**Your tasks:**
(a) Summarize the post about the Hawaii stopover in two sentences.
(b) According to the post about the Hawaii stopover, how far is Kalui Bay from Waikiki?

**Provided passage:**

----

Saturday, August 24, 2013

26 hour lei-over in Hawaii

To break up our trip to New Zealand, a friend of mine, Elia, suggested we stopover in Hawaii for a day.

Brilliant idea. 

We landed at 9PM in Honolulu and headed straight to the Waikiki Prince Hotel. It's basically the cheapest form of accommodation in Honolulu aside from staying at a hostel. 



The hotel used to be an apartment building that was converted into a hotel so most rooms have a fully stocked kitchen inside. The building is old but well kept and very clean. 

The staff there were also really quite friendly!

Dave and I were up super early for our kayaking trip. We got picked up and driven to Kalui Bay, which is about 30 minutes from Waikiki. 

After some safety talks and brief introduction to paddling we were off!
Getting ready to launch

On our way out to the island
Beach landing. Seriously so many other people here!
Nesting Shearwater birds


View towards Oahu




It was a beautiful, sunny day with almost no wind. The water in the bay was so unbelievably calm that day, even Andrew, our guide, was amazed. Dave and I quickly got the hang of the whole paddling thing and were motoring along quite nicely.

The whole way out to our destination, an island bird sanctuary, we could see the bottom of the ocean floor. I couldn't believe how beautiful the water was, nor how warm it actually was!


We landed on a white sandy beach and set off right away for a little hike to the other side of the island. It is full of shearwater birds that were nesting. There were literally eggs and fluffy little chicks everywhere we looked. The perimeter though, is the only part humans are allowed on, so that they are left undisturbed.






Along the way our guide pointed out some invasive species, including spiders and these weird beetles. He also picked up some sea urchins for us to hold and touch... The kind that hadn't learned to shoot its needles out at you yet! 





He also told us about some of the history and how the rock/Hawaiian islands were formed. 

After about 20 minutes along the rocky shore we made it to the sheltered little cove on the other side of the island. It was spectacular. It was sheltered from the ocean and just beautiful. Here we got to cliff jump and free dive in the saltiest water I have ever swam it. It took me about 10 minutes to work up the courage to cliff jump, but I did it!!  Once in the water, it took almost no effort to stay afloat. 












After some time there we headed back to have some lunch that was provided... Subway sandwiches... My favourite... 

We had lunch, then snorkeled around the beach  we had landed on. It was so neat to see so many fish! You really didn't have to go very far to see some cool things!  The coolest by far were the sea urchins that were about the size of a 5 pin bowling  ball.

The water the whole day was so warm! Quite a nice change from the glacier fed bodies of water in Alberta! 








On the way back, to the island, it was basically a turtle safari. They were everywhere! At two different points, they were right beside our kayak, and I could have reaches out and touched them. Dave was sitting at the back and almost hit two of them with his paddle! 

Overall, a fantastic day out kayaking. We couldn't have asked for more!! The company we went with was Two Good Kayaks. I highly recommend them! I might consider packing more for lunch though cause we were starving by the end of the day. They also pick you up and too you off anywhere in Waikiki.

----

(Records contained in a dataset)
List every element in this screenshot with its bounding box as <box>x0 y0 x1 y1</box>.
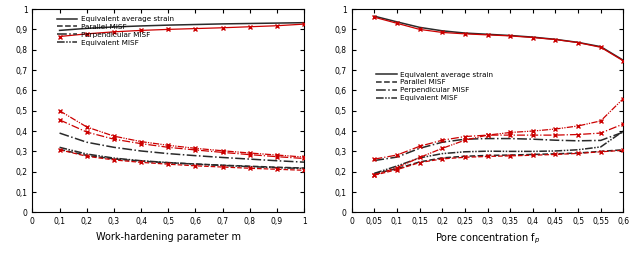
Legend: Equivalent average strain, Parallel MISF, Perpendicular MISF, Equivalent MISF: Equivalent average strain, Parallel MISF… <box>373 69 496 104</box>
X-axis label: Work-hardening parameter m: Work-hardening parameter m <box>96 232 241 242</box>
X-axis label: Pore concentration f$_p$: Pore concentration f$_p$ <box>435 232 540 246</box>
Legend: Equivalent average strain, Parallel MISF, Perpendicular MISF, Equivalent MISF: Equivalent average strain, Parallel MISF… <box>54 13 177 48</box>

----

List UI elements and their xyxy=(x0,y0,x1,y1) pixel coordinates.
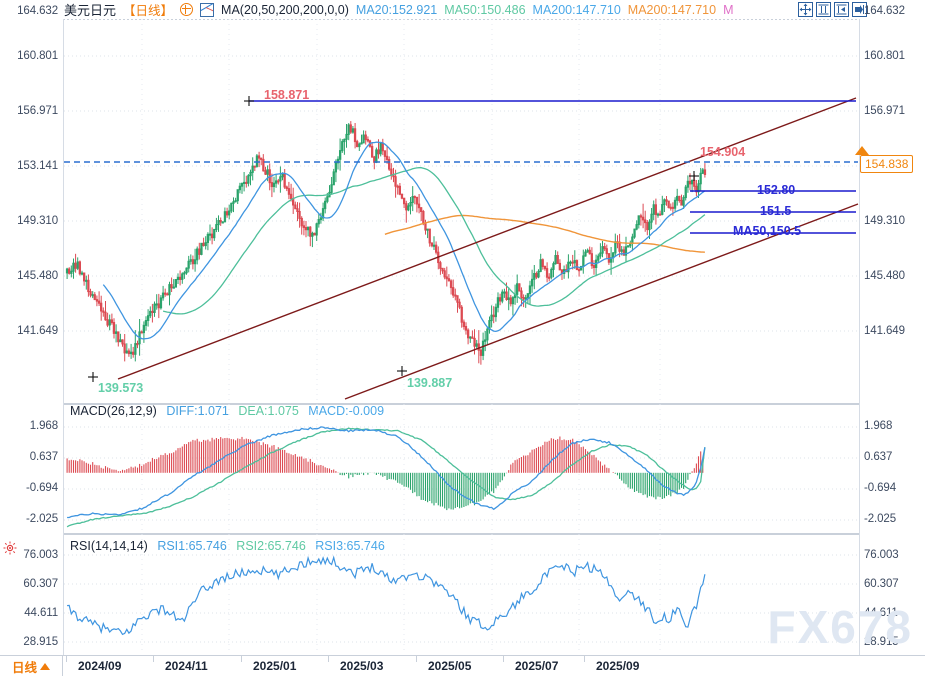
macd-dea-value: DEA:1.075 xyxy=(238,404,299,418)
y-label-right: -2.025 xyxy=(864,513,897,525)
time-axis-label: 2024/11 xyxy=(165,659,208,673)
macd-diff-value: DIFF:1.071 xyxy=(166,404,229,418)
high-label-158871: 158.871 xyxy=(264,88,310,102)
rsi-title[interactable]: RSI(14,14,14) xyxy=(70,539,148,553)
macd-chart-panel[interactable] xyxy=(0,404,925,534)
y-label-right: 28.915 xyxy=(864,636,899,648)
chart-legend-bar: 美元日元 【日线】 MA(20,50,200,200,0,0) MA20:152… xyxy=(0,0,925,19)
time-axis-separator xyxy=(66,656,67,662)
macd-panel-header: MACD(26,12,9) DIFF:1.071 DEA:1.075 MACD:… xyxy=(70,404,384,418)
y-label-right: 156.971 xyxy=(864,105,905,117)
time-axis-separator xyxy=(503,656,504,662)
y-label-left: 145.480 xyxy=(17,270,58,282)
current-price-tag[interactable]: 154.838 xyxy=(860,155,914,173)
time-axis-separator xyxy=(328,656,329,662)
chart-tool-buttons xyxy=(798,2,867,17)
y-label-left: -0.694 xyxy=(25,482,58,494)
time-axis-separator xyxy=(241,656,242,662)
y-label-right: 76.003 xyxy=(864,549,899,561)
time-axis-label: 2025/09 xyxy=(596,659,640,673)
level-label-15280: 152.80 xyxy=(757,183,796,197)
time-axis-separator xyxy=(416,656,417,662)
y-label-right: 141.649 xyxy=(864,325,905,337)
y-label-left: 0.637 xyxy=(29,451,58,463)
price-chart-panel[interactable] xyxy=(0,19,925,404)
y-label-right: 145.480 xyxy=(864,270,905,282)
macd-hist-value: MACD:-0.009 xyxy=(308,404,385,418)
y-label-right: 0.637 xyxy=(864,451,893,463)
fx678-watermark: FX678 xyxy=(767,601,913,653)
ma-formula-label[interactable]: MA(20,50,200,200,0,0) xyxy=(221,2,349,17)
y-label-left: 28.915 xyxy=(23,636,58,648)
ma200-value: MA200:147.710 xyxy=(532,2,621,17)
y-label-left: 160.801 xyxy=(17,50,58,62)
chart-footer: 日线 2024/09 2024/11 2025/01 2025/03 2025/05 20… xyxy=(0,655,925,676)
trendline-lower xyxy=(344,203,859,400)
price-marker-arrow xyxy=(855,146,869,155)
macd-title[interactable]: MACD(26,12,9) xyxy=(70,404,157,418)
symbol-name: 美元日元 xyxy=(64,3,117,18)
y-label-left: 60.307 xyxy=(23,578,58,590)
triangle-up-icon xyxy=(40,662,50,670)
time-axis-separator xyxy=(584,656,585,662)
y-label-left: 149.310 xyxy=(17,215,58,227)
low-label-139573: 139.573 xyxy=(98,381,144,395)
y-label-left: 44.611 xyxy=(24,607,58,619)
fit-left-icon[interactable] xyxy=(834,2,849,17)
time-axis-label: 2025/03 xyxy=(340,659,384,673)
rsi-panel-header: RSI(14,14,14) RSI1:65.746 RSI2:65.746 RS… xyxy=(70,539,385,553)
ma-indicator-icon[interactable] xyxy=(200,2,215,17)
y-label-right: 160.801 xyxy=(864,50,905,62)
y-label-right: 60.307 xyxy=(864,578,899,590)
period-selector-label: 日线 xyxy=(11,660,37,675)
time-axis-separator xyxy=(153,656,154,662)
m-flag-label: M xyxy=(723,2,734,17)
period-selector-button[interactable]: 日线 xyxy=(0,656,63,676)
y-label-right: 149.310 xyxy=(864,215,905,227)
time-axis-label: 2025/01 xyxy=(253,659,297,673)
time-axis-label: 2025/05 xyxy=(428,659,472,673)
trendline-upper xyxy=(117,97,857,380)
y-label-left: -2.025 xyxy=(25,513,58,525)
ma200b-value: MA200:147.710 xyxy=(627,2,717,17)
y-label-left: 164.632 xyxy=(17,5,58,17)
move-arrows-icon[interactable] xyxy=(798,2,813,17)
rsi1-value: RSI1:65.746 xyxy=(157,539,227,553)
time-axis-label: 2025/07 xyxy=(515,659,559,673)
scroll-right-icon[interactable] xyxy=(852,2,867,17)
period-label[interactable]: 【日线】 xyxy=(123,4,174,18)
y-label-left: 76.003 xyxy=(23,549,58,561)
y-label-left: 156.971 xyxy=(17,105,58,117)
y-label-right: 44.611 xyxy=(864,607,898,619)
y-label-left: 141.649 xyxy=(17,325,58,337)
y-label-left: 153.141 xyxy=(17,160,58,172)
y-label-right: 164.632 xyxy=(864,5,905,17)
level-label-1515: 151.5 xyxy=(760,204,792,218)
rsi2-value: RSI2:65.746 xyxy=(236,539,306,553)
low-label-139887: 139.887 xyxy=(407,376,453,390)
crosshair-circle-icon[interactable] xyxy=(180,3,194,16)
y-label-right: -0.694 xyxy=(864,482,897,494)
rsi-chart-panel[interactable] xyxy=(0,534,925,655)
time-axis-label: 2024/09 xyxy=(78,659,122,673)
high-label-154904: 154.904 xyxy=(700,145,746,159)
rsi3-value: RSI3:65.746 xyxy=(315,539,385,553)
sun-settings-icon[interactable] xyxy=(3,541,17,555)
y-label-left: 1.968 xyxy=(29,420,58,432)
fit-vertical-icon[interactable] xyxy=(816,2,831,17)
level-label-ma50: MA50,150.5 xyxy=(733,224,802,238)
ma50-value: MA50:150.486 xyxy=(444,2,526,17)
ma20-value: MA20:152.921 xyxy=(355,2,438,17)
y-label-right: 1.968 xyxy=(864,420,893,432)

----

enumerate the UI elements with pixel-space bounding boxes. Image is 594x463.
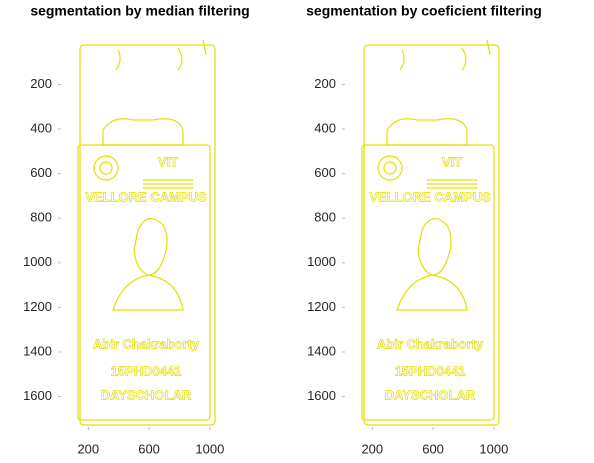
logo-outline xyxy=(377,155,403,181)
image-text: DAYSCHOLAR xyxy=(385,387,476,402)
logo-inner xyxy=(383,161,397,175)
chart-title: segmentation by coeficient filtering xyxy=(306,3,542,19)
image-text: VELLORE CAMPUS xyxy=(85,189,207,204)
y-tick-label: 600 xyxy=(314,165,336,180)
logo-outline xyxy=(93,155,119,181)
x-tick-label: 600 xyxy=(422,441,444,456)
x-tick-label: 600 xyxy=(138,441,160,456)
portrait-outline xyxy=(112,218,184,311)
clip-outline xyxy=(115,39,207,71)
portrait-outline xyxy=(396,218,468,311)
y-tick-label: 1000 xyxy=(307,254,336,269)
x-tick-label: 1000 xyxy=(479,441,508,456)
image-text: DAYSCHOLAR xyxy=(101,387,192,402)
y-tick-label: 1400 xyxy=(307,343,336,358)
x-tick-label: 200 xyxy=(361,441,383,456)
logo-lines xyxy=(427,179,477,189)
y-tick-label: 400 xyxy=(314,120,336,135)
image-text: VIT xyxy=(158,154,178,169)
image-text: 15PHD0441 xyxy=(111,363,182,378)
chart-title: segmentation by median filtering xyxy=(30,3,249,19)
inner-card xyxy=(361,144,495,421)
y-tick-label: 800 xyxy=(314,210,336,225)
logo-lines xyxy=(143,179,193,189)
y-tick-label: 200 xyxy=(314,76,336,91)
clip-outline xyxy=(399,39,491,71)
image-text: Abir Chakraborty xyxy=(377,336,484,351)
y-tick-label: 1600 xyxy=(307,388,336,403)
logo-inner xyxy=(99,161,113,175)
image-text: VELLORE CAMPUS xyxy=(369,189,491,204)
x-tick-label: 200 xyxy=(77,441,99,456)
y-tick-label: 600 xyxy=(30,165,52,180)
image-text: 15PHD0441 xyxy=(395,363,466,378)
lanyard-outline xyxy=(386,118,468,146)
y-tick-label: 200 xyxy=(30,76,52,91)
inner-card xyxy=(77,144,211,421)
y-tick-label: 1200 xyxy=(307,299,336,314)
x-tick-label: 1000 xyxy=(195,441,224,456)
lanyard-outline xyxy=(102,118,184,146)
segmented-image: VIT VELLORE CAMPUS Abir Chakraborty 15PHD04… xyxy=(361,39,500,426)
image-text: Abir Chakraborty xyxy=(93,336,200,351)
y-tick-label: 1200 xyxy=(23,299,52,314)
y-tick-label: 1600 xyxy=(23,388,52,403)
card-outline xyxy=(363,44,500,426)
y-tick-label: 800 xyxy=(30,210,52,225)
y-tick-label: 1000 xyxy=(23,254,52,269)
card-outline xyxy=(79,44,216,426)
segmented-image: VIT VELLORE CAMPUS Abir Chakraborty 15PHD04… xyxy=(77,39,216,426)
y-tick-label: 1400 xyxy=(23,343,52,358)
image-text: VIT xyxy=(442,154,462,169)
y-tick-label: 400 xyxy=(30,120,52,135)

----

**Written responses:**
(a) To break up a trip to New Zealand, the writer and Dave stopped over in Honolulu, stayed at the Waikiki Prince Hotel, and then kayaked from Kalui Bay to an island bird sanctuary full of nesting shearwater birds. There they hiked to a sheltered cove to cliff jump and free dive, snorkeled after lunch, and saw many turtles while paddling, and the writer highly recommends the company, Two Good Kayaks.

(b) It is about 30 minutes from Waikiki.